R/CH4 Vocabulary.R

##########
## 4.1 ###
##########
#The basics

#Okay this chapter is all about making sure we've got a good foundation to build upon
#Basically the author just lists a bunch of functions that we should be aware of
#I'm just going to make a note or example of which ones I didn't know before
#looking at this list

#match
#is simliar to %in% but returns positions instead of simple TRUE/FALSE
x = 1:3
y = 5:0
match(x,dy)
#so it looks like it returns positions of the first input


#with
#this says takes in 'data' and expression. It evaluates the expression within the environmetn
#here's an example from the documentation
with(data.frame(u = c(5,10,15,20,30,40,60,80,100),
                lot1 = c(118,58,42,35,27,25,21,19,18),
                lot2 = c(69,35,26,21,18,16,13,12,12)),
     list(summary(glm(lot1 ~ log(u), family = Gamma)),
          summary(glm(lot2 ~ log(u), family = Gamma))))
#so it seems pretty similar to attaching the data frame and then you can call functions on the columns
#from reading other sources this seems to be something designed to help SAS users adapt
#could use this to make changes to a data set
df <- data.frame(x=1:3,y=3:1)
within(df,rm(y))
#note the within and with are not quite the same in that within makes a copy of the data
#and returns the modified version. With simply returns the output of expr
#so when we write
print(with(df,rm(y)))
#we get a null because it's just saying 'we removed y'
#where as within takes df and returns df with the excecuted expression


#assign
#this functions gives names to objects
#the example from the documentation creates 6 vectors
for(i in 1:6) { #-- Create objects  'r.1', 'r.2', ... 'r.6' --
  nam <- paste("r", i, sep = ".")
  assign(nam, 1:i)
}
#and then the assign function takes the name that they chose and gives it to nam
#but then nam now has a new name so it still exists in memory the nexdt go around of the loop
#if you comment out the assign statement you'll just end up with nam as the last iteration of the loop
ls(pattern = "^r..$")


#get
#seemingly simple function retrieves the object named by the first argument
#it's a little hard to see how this is useful but I'm guessing that it's nice in
#spots where you're creating objects that you don't want to explicitly name
#maybe you have a function that creates a differently named object based on the input
#then you could use get() to get a hold of it despite not knowing what the name will be
rm(list = ls())

### Dataset
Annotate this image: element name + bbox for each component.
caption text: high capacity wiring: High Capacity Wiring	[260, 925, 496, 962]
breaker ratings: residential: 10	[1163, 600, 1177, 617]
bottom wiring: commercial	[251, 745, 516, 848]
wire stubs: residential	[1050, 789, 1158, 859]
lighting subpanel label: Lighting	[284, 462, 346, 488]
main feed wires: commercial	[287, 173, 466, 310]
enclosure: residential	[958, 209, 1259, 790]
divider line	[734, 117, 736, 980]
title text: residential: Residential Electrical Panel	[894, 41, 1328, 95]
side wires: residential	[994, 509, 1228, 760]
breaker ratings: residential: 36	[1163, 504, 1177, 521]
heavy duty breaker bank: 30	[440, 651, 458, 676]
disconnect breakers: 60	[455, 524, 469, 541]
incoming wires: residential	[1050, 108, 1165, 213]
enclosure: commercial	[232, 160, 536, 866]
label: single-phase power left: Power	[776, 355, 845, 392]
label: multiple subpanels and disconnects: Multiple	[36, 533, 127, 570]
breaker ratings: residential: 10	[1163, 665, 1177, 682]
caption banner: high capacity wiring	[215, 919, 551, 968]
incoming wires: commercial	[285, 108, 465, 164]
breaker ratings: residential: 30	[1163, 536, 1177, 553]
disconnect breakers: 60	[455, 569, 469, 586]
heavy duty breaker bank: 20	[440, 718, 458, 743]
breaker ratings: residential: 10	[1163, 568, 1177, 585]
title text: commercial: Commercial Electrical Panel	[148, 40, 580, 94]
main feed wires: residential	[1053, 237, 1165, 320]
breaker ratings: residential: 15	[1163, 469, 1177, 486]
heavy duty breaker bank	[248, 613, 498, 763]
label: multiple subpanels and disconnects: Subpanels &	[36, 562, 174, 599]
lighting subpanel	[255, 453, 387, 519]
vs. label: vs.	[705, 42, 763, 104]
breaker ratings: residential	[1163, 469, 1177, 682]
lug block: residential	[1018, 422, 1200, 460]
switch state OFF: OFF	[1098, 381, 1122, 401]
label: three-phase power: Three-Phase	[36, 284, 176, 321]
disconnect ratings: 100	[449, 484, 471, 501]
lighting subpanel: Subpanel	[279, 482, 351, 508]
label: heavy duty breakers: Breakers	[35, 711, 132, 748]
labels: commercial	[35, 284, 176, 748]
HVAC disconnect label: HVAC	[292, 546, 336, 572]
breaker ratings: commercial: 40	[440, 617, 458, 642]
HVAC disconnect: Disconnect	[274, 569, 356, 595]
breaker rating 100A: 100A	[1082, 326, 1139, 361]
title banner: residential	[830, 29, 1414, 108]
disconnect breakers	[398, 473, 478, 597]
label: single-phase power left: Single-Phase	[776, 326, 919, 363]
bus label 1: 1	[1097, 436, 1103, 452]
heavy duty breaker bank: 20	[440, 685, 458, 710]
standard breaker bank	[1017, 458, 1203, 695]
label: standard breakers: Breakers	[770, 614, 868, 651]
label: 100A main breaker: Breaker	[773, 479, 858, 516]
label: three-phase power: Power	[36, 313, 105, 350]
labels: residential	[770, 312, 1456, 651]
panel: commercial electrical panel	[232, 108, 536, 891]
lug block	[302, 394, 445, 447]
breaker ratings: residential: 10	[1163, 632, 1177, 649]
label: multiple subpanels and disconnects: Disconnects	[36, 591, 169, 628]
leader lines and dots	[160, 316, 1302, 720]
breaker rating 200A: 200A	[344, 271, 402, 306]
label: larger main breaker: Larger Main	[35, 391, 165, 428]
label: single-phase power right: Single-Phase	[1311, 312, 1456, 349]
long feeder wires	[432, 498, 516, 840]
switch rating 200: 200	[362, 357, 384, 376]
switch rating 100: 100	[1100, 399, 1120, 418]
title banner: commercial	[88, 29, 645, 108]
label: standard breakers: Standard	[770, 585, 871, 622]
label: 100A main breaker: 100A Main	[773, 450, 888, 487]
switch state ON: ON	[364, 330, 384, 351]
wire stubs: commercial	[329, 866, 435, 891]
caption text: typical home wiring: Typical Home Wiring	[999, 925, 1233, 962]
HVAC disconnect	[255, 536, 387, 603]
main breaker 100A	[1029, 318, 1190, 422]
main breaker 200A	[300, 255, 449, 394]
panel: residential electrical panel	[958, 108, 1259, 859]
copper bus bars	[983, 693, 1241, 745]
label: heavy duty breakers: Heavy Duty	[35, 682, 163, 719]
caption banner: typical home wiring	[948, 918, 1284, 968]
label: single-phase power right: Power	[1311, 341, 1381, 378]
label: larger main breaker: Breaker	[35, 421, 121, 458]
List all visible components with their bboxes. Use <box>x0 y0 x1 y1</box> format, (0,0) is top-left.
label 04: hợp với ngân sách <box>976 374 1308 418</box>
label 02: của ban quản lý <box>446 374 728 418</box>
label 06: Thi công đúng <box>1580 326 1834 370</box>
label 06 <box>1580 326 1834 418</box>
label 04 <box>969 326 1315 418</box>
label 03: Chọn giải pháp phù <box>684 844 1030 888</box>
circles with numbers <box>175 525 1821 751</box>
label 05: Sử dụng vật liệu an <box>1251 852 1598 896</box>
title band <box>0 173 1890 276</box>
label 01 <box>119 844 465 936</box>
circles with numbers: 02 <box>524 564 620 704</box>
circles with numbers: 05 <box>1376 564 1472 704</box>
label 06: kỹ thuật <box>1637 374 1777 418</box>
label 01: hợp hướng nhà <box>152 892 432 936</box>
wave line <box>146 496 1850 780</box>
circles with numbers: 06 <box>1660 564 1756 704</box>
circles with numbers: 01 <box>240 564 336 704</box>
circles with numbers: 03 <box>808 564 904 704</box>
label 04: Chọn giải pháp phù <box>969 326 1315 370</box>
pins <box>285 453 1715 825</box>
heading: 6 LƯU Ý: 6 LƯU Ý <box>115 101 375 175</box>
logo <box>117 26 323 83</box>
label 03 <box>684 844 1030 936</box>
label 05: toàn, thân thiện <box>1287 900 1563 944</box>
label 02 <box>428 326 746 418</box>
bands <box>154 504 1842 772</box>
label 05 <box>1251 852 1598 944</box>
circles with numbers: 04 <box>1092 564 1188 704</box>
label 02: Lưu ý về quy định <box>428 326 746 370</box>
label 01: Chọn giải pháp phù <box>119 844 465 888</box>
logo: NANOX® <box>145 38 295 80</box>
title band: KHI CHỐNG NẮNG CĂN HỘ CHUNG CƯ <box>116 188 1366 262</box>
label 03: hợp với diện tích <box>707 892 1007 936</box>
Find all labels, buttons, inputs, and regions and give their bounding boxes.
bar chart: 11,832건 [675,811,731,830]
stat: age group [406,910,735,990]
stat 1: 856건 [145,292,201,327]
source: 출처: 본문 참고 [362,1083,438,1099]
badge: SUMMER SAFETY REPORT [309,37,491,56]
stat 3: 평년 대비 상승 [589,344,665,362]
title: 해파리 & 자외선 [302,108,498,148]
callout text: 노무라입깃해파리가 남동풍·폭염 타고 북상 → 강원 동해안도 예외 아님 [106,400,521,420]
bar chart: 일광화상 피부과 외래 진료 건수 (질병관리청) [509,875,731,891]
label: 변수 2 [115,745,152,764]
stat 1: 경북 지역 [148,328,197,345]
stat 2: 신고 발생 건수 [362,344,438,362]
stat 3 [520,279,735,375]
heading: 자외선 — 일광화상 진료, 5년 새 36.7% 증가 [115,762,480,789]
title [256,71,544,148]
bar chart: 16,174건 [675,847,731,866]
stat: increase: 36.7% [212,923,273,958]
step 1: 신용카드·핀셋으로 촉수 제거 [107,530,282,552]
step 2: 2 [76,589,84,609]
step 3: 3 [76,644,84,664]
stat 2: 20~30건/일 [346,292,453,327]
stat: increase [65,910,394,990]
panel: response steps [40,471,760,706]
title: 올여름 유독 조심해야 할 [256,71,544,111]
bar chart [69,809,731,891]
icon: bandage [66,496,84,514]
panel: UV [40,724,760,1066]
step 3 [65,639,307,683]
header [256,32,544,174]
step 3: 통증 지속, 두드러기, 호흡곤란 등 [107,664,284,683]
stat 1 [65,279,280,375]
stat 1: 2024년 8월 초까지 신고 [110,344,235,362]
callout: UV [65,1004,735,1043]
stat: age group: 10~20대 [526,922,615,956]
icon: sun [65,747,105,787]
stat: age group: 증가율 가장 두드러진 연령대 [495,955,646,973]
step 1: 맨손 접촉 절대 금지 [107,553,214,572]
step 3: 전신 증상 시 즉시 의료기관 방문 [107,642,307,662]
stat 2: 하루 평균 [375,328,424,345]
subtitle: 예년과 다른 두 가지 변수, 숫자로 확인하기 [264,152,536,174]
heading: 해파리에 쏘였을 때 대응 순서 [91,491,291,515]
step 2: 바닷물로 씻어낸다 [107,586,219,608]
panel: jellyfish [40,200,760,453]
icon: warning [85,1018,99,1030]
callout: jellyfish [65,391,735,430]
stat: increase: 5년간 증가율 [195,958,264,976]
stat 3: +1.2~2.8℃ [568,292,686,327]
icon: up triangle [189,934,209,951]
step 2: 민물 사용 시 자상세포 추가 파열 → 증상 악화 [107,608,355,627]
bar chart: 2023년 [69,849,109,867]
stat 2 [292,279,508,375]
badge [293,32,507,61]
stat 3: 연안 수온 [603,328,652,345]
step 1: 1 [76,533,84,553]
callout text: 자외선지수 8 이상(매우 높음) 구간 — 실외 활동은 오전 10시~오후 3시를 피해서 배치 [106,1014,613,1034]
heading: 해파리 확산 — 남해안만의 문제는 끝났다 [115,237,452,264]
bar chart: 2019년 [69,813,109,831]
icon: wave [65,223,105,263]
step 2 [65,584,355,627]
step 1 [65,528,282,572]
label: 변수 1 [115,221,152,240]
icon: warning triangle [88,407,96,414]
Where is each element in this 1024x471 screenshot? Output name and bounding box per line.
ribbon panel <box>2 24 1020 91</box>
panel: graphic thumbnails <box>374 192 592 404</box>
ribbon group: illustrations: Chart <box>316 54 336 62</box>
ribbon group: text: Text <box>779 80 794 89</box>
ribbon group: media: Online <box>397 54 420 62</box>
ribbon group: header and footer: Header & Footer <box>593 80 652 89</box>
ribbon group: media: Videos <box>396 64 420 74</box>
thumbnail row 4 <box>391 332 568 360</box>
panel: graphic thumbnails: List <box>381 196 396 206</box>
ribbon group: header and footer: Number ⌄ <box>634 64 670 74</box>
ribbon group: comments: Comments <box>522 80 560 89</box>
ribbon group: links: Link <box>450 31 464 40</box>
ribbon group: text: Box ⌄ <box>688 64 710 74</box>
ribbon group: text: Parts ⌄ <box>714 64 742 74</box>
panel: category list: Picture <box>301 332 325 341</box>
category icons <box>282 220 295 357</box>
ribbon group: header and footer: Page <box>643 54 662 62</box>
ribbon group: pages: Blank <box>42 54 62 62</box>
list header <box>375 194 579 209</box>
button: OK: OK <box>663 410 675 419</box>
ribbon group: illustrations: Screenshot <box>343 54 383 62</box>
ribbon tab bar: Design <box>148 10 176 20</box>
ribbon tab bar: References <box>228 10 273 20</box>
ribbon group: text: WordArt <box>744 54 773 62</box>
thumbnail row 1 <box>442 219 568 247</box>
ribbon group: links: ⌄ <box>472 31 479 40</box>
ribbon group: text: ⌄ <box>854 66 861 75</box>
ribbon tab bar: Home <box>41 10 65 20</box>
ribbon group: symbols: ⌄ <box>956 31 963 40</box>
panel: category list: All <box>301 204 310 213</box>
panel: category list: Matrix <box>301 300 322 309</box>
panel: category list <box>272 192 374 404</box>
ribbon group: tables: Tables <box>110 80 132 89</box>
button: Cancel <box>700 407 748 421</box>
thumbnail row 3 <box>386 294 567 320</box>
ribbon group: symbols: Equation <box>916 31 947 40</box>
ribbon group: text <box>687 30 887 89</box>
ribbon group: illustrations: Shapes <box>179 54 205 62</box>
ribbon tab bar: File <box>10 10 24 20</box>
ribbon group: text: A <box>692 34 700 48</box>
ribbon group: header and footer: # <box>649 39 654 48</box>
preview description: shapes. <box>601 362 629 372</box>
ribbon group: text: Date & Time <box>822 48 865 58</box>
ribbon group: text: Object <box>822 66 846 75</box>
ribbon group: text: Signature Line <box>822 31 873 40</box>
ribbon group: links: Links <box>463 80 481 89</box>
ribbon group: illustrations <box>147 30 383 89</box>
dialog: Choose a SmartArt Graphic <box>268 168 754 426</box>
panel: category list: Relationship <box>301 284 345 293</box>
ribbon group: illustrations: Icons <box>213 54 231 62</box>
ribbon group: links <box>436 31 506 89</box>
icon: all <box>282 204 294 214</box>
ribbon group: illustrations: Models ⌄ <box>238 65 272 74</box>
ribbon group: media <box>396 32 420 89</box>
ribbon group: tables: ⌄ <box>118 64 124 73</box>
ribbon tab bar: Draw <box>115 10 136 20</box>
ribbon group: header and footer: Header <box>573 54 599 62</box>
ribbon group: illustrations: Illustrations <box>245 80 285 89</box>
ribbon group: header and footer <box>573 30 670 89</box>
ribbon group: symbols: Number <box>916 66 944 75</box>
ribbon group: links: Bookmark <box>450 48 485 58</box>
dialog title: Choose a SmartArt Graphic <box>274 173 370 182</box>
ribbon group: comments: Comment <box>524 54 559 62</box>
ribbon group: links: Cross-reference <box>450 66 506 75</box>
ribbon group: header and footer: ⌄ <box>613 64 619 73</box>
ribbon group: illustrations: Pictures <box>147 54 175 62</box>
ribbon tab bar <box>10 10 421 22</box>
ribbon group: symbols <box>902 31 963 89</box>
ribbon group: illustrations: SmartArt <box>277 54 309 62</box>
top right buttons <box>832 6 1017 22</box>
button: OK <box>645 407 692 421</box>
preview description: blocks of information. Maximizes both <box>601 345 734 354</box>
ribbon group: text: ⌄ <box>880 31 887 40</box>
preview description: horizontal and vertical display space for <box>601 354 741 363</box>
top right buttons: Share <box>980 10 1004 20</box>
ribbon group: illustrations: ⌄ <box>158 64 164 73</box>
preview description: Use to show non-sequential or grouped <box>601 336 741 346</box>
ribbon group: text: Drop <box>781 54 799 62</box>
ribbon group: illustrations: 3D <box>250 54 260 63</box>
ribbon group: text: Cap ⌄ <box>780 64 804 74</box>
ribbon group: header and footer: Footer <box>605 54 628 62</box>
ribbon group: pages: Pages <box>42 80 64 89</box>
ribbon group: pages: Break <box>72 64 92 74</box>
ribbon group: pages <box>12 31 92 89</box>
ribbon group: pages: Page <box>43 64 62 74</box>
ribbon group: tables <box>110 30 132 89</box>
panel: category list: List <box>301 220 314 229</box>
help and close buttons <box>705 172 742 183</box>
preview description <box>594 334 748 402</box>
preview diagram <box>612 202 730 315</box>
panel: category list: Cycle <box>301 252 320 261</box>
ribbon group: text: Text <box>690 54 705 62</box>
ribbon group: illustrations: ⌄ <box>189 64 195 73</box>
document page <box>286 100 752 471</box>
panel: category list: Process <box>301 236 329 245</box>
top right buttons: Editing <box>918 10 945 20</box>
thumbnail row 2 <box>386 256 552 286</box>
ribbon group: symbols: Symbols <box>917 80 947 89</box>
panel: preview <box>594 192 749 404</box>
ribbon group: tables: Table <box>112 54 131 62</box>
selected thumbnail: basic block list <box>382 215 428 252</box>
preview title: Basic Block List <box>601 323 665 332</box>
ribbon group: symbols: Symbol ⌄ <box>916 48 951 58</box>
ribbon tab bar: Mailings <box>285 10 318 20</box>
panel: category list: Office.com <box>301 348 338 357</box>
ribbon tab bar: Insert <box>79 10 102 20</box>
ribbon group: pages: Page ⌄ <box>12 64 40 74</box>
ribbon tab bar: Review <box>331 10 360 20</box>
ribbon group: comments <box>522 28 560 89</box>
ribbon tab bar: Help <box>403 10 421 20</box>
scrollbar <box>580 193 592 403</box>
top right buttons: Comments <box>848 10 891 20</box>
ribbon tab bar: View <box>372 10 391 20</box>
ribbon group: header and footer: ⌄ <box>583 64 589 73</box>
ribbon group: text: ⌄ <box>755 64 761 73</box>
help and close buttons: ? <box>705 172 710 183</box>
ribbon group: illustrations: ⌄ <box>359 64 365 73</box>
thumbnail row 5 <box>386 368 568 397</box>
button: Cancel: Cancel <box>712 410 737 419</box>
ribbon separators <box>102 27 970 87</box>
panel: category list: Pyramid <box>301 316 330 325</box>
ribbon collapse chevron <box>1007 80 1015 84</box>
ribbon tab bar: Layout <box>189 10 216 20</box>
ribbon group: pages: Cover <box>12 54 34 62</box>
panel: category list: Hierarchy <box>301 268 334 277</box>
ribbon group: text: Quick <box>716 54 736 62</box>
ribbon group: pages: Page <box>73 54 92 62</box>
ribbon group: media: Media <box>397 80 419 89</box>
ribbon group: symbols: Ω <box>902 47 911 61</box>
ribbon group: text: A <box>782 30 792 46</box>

### Directions
**1.** List every function name that appears as a section heading in the R vocabulary notes.
**2.** Resume the R vocabulary notes from the point where they stop.
The rows have no connection to the R vocabulary notes.

### Results by task
**1.** match, with, assign, get

**2.**
for(i in 1:6) { #-- Create objects  'r.1', 'r.2', ... 'r.6' --
  nam <- paste("r", i, sep = ".")
  assign(nam, 1:i)
}
#get the 4th object in memroy
get(ls()[4])
#the documentation also lists mget() which retrieves a list of objects if you want more than one
get(ls()[4:5])
mget(ls()[4:5])
#so get only takes the first element of the list where as get returns a lits of both


#all.equal, identical
#these are methods that try to compare to objects, all.equal can be used to do exact comparisons
#or you can set some sort of tolerance to allow fuzzy equality. Identical only does exact comparisons
all.equal(22/7,pi)
identical(22/7,pi)
identical(1,1L)
#looks like the method of storing the data plays into this.
ww = mtcars
all.equal(mtcars,ww)
ww$mpg[1] = 21.1
all.equal(ww,mtcars)
#hmm so it looks like theres some method of computing the difference that aggregates the columns


#complete.cases
#basically what it seems, returns logical of whether or not the rows are complete (not NA)
df = data.frame(x = 1:3, y = c("Bubba",NA,"Tep"), z = c("a","b",NA))
df$complete = complete.cases(df)
df
#this actually seems kinda nice for cleaning purposes


#cummulative functions
#I knew these were in here somewhere but nice to know
cummin(c(1,3,0,5,4,-1))


#parallel min/max
#these take a max/min of vectors for each index
pmin(10:1,3:12)


#rle
#this is 'run length encoding' which is list of how many repeated values in a row you have
ww = sample(x = letters[1:3],size = 20,replace = TRUE)
rle(ww)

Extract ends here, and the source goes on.